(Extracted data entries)
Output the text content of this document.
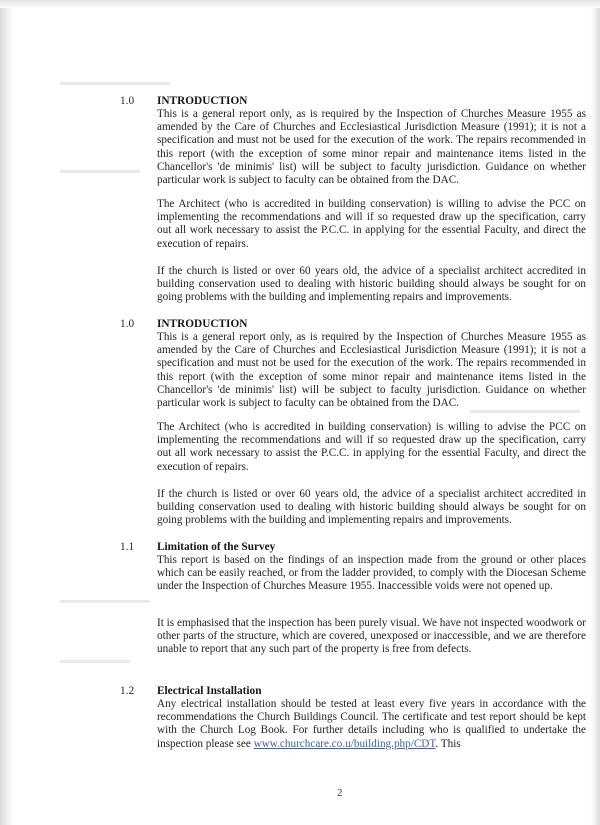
1.0 INTRODUCTION

This is a general report only, as is required by the Inspection of Churches Measure 1955 as amended by the Care of Churches and Ecclesiastical Jurisdiction Measure (1991); it is not a specification and must not be used for the execution of the work. The repairs recommended in this report (with the exception of some minor repair and maintenance items listed in the Chancellor's 'de minimis' list) will be subject to faculty jurisdiction. Guidance on whether particular work is subject to faculty can be obtained from the DAC.

The Architect (who is accredited in building conservation) is willing to advise the PCC on implementing the recommendations and will if so requested draw up the specification, carry out all work necessary to assist the P.C.C. in applying for the essential Faculty, and direct the execution of repairs.

If the church is listed or over 60 years old, the advice of a specialist architect accredited in building conservation used to dealing with historic building should always be sought for on going problems with the building and implementing repairs and improvements.

1.0 INTRODUCTION

This is a general report only, as is required by the Inspection of Churches Measure 1955 as amended by the Care of Churches and Ecclesiastical Jurisdiction Measure (1991); it is not a specification and must not be used for the execution of the work. The repairs recommended in this report (with the exception of some minor repair and maintenance items listed in the Chancellor's 'de minimis' list) will be subject to faculty jurisdiction. Guidance on whether particular work is subject to faculty can be obtained from the DAC.

The Architect (who is accredited in building conservation) is willing to advise the PCC on implementing the recommendations and will if so requested draw up the specification, carry out all work necessary to assist the P.C.C. in applying for the essential Faculty, and direct the execution of repairs.

If the church is listed or over 60 years old, the advice of a specialist architect accredited in building conservation used to dealing with historic building should always be sought for on going problems with the building and implementing repairs and improvements.

1.1 Limitation of the Survey

This report is based on the findings of an inspection made from the ground or other places which can be easily reached, or from the ladder provided, to comply with the Diocesan Scheme under the Inspection of Churches Measure 1955. Inaccessible voids were not opened up.

It is emphasised that the inspection has been purely visual. We have not inspected woodwork or other parts of the structure, which are covered, unexposed or inaccessible, and we are therefore unable to report that any such part of the property is free from defects.

1.2 Electrical Installation

Any electrical installation should be tested at least every five years in accordance with the recommendations the Church Buildings Council. The certificate and test report should be kept with the Church Log Book. For further details including who is qualified to undertake the inspection please see www.churchcare.co.u/building.php/CDT. This

2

#### [What to work on]
Check each line of the records above for the string "from", and report every line that has it.

#### [Task response]
This is a general report only, as is required by the Inspection of Churches Measure 1955 as amended by the Care of Churches and Ecclesiastical Jurisdiction Measure (1991); it is not a specification and must not be used for the execution of the work. The repairs recommended in this report (with the exception of some minor repair and maintenance items listed in the Chancellor's 'de minimis' list) will be subject to faculty jurisdiction. Guidance on whether particular work is subject to faculty can be obtained from the DAC.
This is a general report only, as is required by the Inspection of Churches Measure 1955 as amended by the Care of Churches and Ecclesiastical Jurisdiction Measure (1991); it is not a specification and must not be used for the execution of the work. The repairs recommended in this report (with the exception of some minor repair and maintenance items listed in the Chancellor's 'de minimis' list) will be subject to faculty jurisdiction. Guidance on whether particular work is subject to faculty can be obtained from the DAC.
This report is based on the findings of an inspection made from the ground or other places which can be easily reached, or from the ladder provided, to comply with the Diocesan Scheme under the Inspection of Churches Measure 1955. Inaccessible voids were not opened up.
It is emphasised that the inspection has been purely visual. We have not inspected woodwork or other parts of the structure, which are covered, unexposed or inaccessible, and we are therefore unable to report that any such part of the property is free from defects.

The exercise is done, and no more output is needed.